PROBLEM REQUIREMENTS: Search the material for the word "years" and copy each line that holds it.

DATA EXTRACT:
•••
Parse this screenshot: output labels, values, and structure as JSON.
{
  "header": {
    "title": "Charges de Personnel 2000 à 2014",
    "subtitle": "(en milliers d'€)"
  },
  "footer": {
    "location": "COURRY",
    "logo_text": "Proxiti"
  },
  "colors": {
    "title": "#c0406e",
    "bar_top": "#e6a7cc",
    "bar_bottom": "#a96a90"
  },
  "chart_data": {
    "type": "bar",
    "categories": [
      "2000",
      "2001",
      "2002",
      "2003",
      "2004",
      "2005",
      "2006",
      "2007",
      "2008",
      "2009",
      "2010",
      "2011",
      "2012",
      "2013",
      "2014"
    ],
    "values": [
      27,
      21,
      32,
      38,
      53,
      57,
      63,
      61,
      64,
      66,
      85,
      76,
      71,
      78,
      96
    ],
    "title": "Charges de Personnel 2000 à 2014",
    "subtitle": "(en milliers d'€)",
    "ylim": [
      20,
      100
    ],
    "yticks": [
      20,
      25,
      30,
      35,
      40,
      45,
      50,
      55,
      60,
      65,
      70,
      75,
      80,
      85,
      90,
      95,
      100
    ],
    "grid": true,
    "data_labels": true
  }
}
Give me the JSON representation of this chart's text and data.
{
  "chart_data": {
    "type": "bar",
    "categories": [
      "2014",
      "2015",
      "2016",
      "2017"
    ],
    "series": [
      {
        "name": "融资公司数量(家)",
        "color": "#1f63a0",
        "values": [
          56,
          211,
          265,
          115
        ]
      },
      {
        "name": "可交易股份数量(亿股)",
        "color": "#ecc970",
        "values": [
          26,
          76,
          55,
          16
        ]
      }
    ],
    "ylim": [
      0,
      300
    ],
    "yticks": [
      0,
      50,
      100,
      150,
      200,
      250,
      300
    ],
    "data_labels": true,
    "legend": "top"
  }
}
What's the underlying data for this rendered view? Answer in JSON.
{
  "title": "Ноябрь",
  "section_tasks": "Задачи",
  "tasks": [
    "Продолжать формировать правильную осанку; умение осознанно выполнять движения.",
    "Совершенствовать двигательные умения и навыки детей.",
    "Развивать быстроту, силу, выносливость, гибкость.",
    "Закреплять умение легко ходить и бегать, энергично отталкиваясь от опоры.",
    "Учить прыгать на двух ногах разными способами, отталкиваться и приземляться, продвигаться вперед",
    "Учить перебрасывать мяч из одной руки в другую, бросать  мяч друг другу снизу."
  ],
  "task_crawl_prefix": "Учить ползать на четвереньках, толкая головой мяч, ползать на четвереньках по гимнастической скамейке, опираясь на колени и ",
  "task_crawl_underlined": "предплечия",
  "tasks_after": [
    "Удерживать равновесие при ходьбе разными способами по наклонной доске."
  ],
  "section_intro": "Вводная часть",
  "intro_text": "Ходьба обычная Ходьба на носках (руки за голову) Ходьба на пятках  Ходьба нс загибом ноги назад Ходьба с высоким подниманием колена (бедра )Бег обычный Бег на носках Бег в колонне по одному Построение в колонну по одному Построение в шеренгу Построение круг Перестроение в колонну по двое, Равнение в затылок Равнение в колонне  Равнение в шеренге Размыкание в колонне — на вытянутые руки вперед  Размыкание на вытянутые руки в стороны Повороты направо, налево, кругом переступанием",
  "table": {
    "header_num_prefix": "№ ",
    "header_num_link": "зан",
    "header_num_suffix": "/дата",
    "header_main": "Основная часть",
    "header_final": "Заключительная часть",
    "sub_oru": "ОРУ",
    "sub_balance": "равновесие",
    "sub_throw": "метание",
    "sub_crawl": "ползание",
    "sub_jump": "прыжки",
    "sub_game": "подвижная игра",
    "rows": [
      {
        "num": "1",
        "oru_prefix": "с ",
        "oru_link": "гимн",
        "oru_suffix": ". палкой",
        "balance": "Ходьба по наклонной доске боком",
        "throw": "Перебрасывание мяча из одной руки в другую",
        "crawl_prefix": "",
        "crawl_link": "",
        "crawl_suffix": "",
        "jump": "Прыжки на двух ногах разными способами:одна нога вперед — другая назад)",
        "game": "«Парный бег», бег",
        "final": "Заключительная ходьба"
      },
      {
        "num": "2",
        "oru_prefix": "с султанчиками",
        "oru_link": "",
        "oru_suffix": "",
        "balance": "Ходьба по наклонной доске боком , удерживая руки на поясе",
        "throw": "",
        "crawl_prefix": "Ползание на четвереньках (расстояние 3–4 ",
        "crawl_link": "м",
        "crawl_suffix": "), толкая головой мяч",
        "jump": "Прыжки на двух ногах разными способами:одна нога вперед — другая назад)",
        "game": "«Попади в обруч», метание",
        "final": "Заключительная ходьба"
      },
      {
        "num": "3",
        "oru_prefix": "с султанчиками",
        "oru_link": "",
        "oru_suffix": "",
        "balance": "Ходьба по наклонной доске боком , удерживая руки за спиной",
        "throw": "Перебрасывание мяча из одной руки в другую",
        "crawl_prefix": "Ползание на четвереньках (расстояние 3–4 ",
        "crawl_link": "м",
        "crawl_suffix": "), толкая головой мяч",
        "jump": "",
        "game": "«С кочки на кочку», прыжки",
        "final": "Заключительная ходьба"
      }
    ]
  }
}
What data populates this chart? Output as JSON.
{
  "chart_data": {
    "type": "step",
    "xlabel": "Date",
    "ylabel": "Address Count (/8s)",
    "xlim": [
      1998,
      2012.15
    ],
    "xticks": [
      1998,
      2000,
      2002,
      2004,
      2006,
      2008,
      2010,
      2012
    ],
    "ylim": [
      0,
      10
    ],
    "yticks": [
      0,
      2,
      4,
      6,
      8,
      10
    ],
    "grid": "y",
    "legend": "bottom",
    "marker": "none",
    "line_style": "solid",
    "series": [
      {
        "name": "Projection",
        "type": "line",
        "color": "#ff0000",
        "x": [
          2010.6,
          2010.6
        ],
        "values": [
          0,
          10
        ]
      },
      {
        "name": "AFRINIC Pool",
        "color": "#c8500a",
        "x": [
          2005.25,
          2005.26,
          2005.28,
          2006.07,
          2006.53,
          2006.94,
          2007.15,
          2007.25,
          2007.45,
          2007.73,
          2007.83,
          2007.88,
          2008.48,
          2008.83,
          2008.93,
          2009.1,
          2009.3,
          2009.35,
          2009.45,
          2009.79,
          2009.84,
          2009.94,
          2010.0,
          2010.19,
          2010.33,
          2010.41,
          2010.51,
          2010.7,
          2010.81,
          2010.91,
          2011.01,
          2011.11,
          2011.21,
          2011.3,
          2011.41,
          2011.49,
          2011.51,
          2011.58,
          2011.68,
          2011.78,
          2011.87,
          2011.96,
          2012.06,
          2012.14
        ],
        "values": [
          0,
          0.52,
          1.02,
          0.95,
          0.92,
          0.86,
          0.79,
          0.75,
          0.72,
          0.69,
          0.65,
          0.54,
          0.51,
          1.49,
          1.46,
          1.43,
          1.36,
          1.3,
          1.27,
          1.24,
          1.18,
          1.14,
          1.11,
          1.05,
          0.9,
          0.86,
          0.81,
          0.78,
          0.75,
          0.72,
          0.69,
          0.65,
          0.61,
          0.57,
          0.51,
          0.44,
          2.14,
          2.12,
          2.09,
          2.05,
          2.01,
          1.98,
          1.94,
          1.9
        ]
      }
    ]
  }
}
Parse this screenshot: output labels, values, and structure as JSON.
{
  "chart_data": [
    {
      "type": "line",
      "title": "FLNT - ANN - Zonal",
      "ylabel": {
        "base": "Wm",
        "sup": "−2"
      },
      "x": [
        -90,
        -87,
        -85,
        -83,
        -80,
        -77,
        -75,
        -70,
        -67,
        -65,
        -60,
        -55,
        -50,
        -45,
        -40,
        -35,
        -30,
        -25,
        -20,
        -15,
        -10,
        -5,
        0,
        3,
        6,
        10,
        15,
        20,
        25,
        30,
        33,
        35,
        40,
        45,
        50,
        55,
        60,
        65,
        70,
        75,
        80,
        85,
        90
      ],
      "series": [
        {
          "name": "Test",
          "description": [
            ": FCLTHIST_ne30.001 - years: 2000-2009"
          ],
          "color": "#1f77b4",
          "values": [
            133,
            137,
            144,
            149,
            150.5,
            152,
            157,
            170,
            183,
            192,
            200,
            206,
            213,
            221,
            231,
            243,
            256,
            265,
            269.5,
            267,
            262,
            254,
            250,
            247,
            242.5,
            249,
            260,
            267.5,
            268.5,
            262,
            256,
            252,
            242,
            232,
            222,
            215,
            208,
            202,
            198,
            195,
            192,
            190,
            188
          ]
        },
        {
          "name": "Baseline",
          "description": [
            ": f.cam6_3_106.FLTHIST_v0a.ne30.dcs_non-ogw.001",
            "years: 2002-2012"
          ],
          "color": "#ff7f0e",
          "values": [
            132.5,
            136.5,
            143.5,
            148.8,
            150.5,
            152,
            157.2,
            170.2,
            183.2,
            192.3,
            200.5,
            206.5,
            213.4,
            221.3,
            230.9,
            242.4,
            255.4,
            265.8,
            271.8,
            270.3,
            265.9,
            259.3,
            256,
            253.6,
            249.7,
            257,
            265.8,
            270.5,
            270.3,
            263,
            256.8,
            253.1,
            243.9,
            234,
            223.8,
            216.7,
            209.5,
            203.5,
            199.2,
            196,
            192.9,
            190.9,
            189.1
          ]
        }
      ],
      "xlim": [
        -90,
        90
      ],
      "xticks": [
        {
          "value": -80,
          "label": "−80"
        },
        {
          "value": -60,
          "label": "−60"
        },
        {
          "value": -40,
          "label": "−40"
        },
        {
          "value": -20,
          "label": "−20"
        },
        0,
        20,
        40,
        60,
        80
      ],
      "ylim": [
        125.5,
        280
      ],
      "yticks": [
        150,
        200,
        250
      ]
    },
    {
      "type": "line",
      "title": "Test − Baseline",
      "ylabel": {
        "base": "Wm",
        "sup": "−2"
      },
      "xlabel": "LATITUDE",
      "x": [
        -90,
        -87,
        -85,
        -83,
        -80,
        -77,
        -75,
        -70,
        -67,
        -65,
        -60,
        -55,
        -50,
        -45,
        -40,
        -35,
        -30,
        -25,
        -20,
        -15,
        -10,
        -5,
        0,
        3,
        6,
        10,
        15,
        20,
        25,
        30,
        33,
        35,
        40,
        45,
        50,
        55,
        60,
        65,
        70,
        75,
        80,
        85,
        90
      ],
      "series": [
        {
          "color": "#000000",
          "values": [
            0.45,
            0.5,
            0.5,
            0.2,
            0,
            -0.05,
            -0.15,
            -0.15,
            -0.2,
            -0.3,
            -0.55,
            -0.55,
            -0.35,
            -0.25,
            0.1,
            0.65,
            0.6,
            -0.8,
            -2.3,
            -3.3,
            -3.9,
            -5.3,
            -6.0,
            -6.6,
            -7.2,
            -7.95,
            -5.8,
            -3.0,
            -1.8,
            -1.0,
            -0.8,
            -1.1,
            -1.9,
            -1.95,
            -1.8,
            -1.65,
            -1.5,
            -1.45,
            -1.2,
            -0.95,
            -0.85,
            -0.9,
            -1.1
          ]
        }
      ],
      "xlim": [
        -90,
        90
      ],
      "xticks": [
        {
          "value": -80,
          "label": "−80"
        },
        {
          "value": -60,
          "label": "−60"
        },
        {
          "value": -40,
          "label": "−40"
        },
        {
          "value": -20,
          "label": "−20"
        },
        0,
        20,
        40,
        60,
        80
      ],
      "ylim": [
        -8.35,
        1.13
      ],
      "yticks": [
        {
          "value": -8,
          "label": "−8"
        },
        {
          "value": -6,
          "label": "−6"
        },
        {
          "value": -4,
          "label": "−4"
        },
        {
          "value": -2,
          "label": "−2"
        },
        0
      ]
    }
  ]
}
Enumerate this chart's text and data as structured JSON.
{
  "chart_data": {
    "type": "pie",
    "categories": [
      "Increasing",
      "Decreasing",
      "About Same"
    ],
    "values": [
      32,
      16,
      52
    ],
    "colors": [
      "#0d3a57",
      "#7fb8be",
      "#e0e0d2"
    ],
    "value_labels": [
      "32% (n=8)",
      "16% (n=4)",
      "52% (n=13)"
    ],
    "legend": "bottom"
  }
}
•••
ANSWER TO THE TASK:
            ": FCLTHIST_ne30.001 - years: 2000-2009"
            "years: 2002-2012"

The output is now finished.